▸ **Problem to solve**
In the blog post on sex, gender, and Alzheimer's disease, whose guidance did the lab follow in determining author order?

▸ **Passage for review**
We, too, want to see individuals with AD receive better diagnosis, access earlier interventions, and live dignified lives. Gender and sex must be attended to in that endeavor. But the case for sex differences as a route to more “precision” approaches to AD, as presented by the SWHR task force, is, from the perspective of gender theory, oversimplified and overdrawn. We are not persuaded that comparing men and women, within a frame appealing to sex as biology and gender as culture, is a promising approach to understanding the causes, mechanisms, and phenomenology of Alzheimer’s disease.

The SWHR is ready to “call for action.” We instead call for epistemic humility. Without good theory, an appeal for attending to male-female differences makes sex salient without providing the interpretational resources to understand the meaning of these results. From our perspective, sex differences should invite curiosity—about theories, concepts, and categories, and the ways that they structure research and medical practice. Heeding this call, we suggest, will have implications both for our basic scientific knowledge of the complex condition we understand as “Alzheimer’s disease,” and for the lives and experiences of those affected by it.

How to cite this blog

Reiches, Meredith, Boulicault, Marion, Bruch, Joseph, Noll, Nicole, Shattuck-Heidorn, Heather, Weir, Brianna, and Richardson, Sarah. “Theory Matters: Sex, Gender, and Alzheimer’s Disease,” GenderSci Blog, October 10, 2018, https://projects.iq.harvard.edu/gendersci/blog/theory-matters-sex-gender-and-alzheimer’s-disease.

Statement about intellectual labor

The GenderSci Lab is committed to an equity- and justice-based approach to scholarly research, which includes the practice of citations and intellectual attribution. As such, we’ve followed the CLEAR Lab’s (an innovative feminist, anti-colonial marine laboratory) guidance in determining author order. Reiches drew up synthesizing notes from our lab discussion that were used, along with notes from others, to compile the initial draft. Richardson drafted the blog post and integrated lab member comments and edits during the revision process. All authors provided substantive contributions to the ideas expressed in this post and participated in the final revision and preparation of the blog post.

References

[1] Some studies even suggest a higher incidence of AD in men.

[2] Notably, this lack of criticality about claims of group differences in AD also appears when the article’s authors briefly touch on race, writing that “African-Americans are two to three times more likely to be diagnosed with AD or related dementias” (Nebel et al., 2018, pp. 1179). However, the citation that they provide does not support this claim. The cited study regards the genetic make-up of residents from a small area in northern Manhattan; it does not find that AD is more prevalent among African Americans, but is rather an analysis of whether APOE carries a genetic risk for AD.

[3] As the authors list potentially AD-relevant sex differences, the major confounder of age is inconsistently noted, leaving it unclear whether the seeming sex difference is driven by sex or by other factors. In the one instance in which age is explicitly acknowledged, the case of different risk profiles in men and women with a particular variant of the APOE genotype, the authors concede that the difference may be entirely explained by age.

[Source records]
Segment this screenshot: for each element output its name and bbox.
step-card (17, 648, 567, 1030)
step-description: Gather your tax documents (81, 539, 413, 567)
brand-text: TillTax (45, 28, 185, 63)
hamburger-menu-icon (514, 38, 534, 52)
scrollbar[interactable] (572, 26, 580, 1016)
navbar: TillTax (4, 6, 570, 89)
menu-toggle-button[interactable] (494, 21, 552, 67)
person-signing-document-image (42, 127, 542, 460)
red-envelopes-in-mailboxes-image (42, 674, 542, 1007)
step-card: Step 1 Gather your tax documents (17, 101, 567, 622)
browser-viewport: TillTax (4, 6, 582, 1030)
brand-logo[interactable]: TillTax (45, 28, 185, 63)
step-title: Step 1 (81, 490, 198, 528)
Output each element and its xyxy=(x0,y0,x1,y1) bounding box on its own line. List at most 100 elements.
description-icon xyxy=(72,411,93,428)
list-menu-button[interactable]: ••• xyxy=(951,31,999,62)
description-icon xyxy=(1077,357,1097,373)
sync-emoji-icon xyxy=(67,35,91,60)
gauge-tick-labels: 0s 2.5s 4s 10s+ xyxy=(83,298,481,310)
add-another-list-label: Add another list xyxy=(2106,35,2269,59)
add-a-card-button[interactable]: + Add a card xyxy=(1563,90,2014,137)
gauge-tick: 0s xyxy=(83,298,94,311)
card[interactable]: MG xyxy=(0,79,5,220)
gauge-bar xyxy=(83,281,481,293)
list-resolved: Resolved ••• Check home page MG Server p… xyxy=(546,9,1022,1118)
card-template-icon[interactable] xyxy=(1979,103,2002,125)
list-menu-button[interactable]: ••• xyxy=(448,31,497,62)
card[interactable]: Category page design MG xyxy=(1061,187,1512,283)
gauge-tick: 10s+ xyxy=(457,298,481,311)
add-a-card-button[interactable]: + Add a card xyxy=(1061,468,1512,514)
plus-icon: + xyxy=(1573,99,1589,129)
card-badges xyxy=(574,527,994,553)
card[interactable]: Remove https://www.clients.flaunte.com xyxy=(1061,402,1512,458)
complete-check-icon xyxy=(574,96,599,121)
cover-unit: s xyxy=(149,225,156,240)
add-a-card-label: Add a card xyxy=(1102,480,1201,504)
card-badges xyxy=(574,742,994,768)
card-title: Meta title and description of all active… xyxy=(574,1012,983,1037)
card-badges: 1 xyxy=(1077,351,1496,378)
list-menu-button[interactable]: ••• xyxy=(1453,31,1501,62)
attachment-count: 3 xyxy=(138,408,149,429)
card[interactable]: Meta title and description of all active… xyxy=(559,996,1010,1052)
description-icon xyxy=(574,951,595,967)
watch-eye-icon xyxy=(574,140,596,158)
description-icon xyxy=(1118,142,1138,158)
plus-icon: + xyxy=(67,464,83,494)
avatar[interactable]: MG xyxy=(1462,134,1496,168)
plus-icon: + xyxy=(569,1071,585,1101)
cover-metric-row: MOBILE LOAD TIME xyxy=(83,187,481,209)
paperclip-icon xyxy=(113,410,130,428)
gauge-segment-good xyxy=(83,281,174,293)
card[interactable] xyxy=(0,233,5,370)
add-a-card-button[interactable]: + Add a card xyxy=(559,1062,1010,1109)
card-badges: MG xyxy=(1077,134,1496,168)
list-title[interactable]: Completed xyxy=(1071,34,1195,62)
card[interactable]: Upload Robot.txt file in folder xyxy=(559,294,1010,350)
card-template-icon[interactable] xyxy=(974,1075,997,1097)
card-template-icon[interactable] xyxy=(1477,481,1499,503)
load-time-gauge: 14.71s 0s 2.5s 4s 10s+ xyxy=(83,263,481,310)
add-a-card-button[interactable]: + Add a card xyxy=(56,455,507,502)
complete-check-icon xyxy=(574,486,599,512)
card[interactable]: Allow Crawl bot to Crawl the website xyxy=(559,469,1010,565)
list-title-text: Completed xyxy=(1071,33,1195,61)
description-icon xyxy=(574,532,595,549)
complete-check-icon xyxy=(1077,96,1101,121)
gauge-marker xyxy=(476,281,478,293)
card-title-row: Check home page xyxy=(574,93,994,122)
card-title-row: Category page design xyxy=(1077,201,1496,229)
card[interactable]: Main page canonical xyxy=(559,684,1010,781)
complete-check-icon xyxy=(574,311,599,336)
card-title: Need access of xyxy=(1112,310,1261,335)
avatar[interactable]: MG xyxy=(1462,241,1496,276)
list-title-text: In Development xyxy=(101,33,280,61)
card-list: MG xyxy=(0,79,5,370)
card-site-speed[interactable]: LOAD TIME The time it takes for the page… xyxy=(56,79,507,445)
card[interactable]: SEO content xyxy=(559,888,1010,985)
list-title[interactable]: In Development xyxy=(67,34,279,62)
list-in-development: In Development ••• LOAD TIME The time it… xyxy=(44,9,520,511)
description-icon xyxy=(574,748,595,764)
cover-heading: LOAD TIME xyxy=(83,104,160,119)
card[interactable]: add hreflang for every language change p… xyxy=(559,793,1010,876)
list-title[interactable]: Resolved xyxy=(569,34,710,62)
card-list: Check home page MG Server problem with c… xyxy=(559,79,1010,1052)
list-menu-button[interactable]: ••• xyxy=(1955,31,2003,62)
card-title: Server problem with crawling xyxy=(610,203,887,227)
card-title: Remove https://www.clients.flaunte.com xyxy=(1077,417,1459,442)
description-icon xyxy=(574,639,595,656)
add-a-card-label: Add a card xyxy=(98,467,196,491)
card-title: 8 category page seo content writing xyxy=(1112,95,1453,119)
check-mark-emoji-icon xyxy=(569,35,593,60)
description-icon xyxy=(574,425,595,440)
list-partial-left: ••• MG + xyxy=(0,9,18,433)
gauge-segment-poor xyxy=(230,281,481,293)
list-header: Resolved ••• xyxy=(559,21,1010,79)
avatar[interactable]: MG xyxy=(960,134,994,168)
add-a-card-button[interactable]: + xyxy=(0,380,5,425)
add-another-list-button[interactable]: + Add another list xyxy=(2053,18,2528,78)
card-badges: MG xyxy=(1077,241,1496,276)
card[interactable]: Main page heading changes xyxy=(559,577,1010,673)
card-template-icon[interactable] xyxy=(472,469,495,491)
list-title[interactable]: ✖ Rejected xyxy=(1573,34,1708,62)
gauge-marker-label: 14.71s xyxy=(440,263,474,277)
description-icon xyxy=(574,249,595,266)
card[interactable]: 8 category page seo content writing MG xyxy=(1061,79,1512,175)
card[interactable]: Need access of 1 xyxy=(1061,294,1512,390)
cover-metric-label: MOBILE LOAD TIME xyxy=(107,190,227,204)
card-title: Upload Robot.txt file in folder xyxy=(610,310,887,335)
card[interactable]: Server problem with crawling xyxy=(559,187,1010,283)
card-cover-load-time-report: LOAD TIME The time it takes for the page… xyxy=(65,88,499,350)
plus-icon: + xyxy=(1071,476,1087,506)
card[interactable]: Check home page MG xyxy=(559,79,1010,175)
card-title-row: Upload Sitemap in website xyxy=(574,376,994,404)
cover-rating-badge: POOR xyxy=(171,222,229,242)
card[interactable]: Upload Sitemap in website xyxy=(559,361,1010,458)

▸ **Response to the task**
The CLEAR Lab's guidance.